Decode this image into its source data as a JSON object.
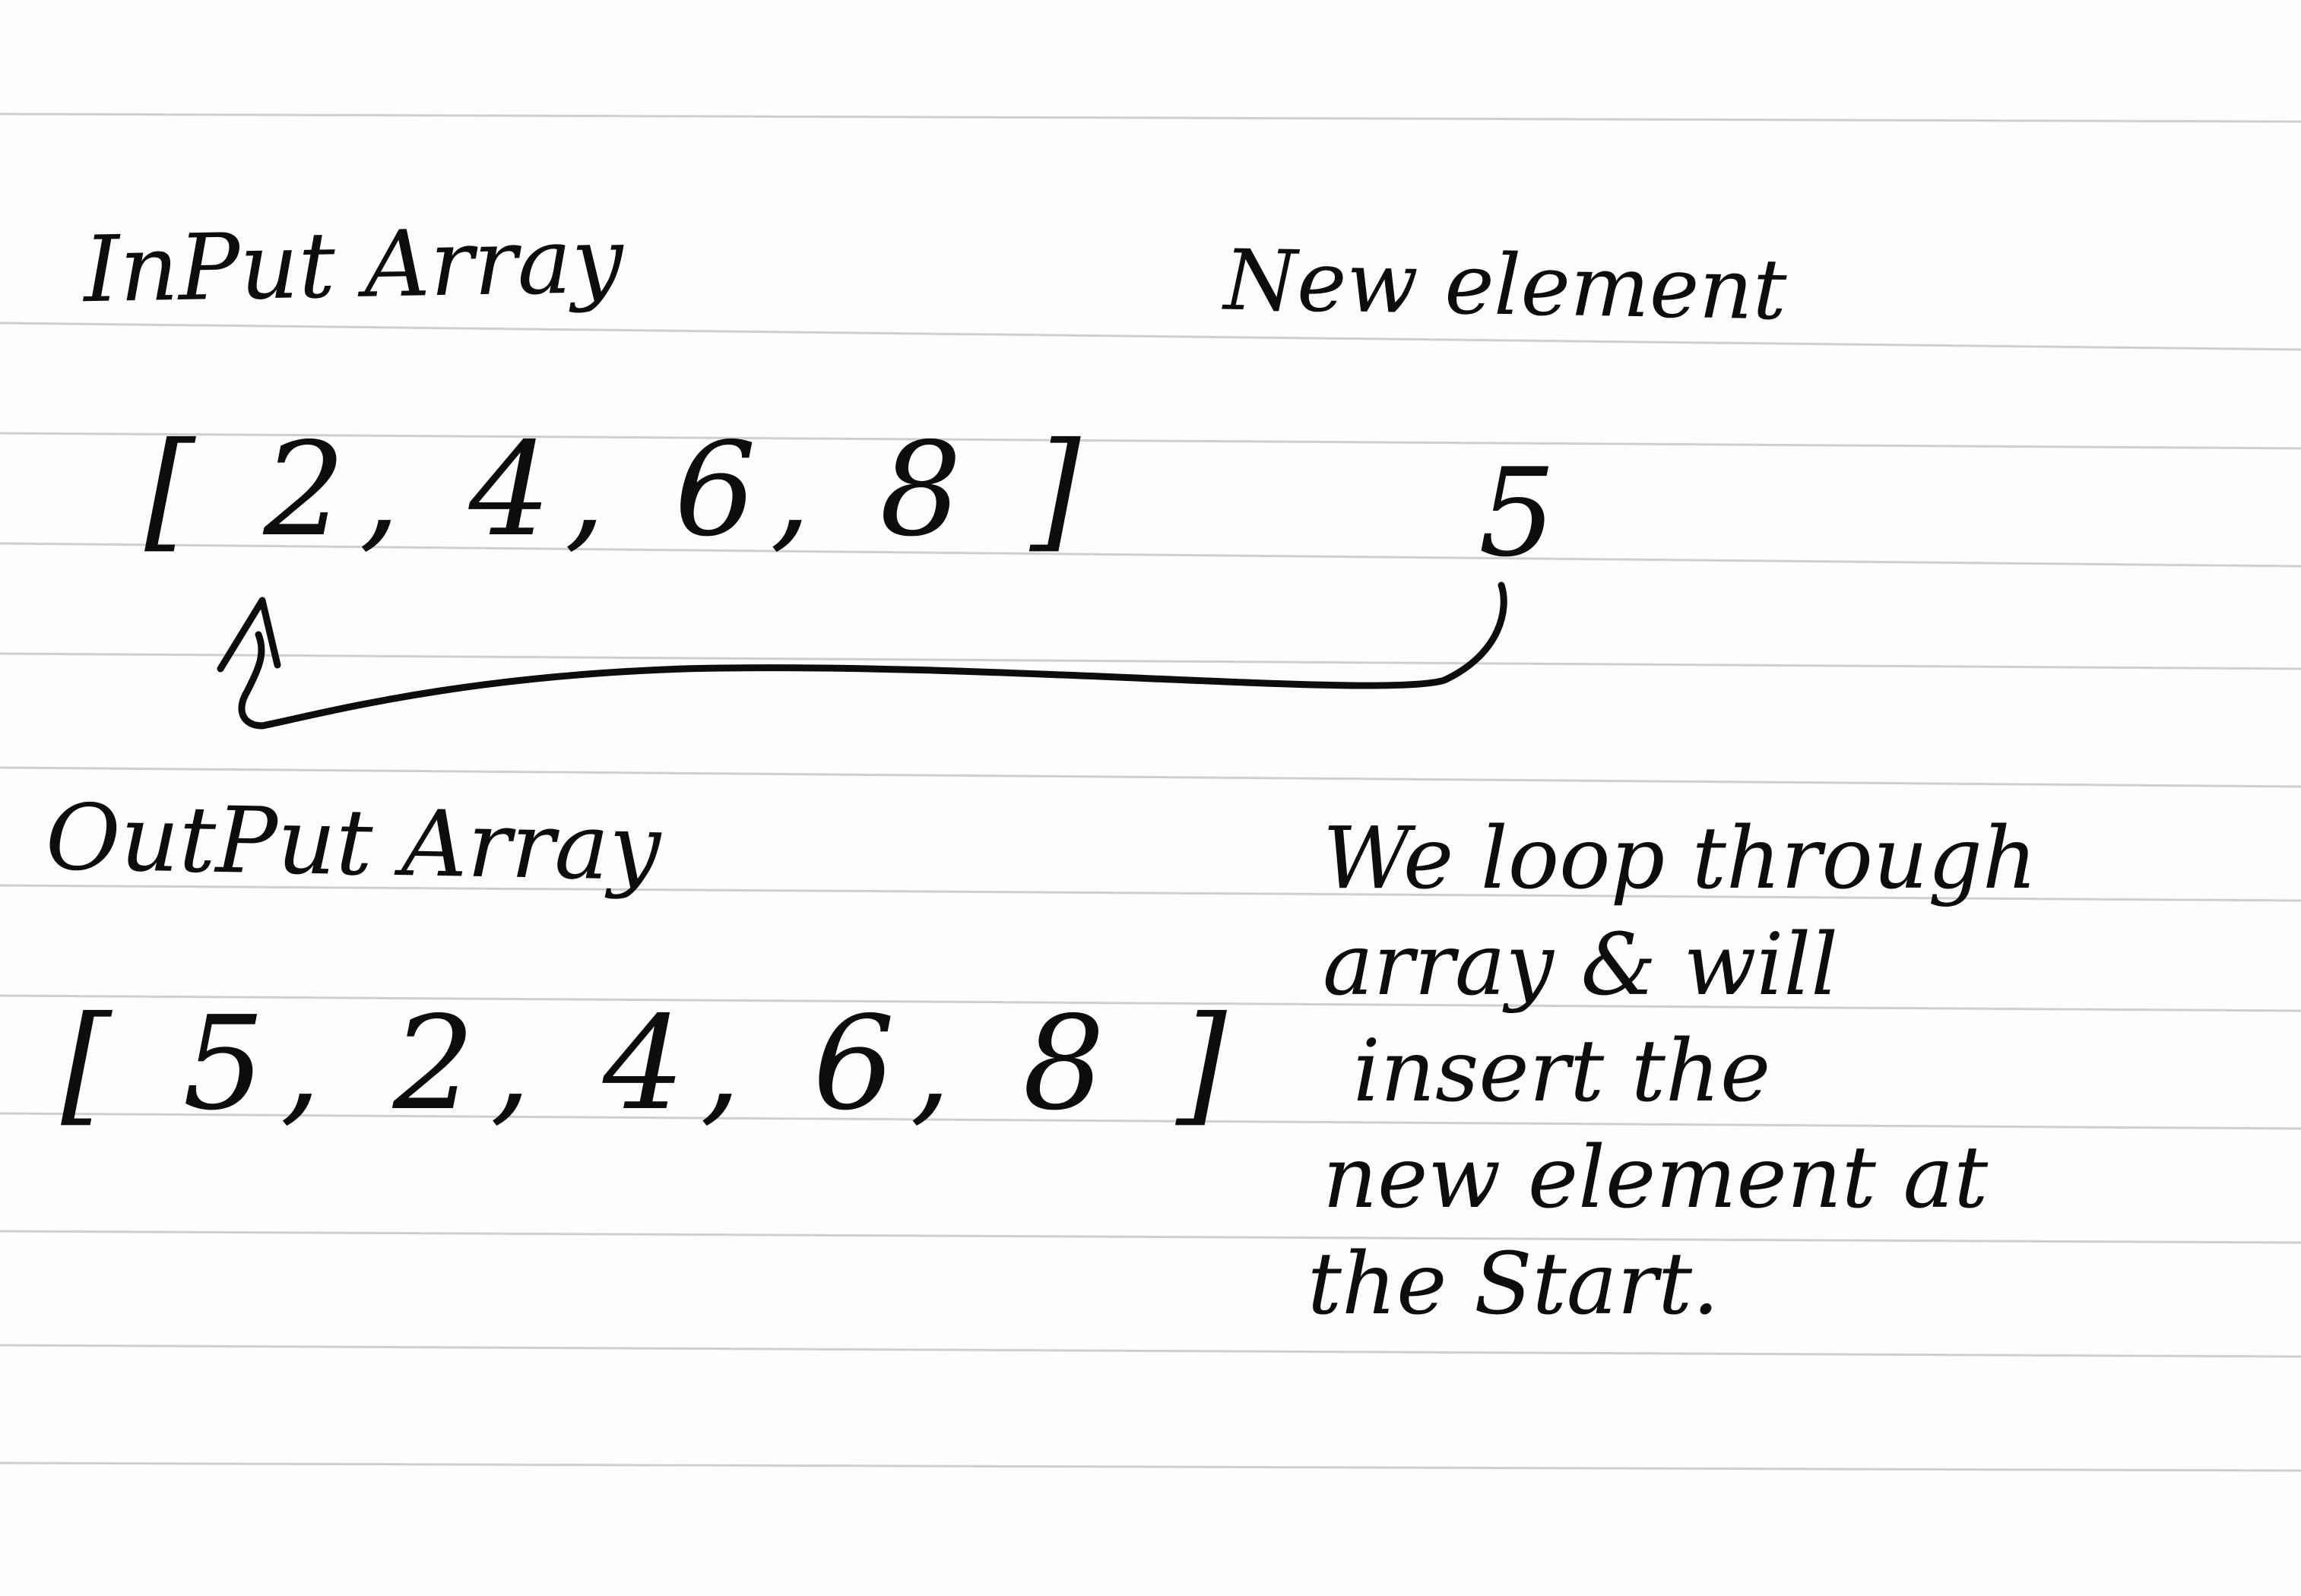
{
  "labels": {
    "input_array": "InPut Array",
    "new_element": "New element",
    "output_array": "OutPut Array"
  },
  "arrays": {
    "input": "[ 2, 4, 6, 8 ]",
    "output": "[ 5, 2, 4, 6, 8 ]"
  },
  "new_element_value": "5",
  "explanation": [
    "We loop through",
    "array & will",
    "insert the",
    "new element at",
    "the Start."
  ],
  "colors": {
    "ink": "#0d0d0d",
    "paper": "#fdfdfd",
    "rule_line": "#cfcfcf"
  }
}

DIRECTIONS FOR THIS TASK: Transcribe the whole listing exactly. Pictures are excluded.

RESULT FOR THIS EXERCISE:
Decode this image into its source data as a JSON object.
{
  "labels": {
    "input_array": "InPut Array",
    "new_element": "New element",
    "output_array": "OutPut Array"
  },
  "arrays": {
    "input": "[ 2, 4, 6, 8 ]",
    "output": "[ 5, 2, 4, 6, 8 ]"
  },
  "new_element_value": "5",
  "explanation": [
    "We loop through",
    "array & will",
    "insert the",
    "new element at",
    "the Start."
  ],
  "colors": {
    "ink": "#0d0d0d",
    "paper": "#fdfdfd",
    "rule_line": "#cfcfcf"
  }
}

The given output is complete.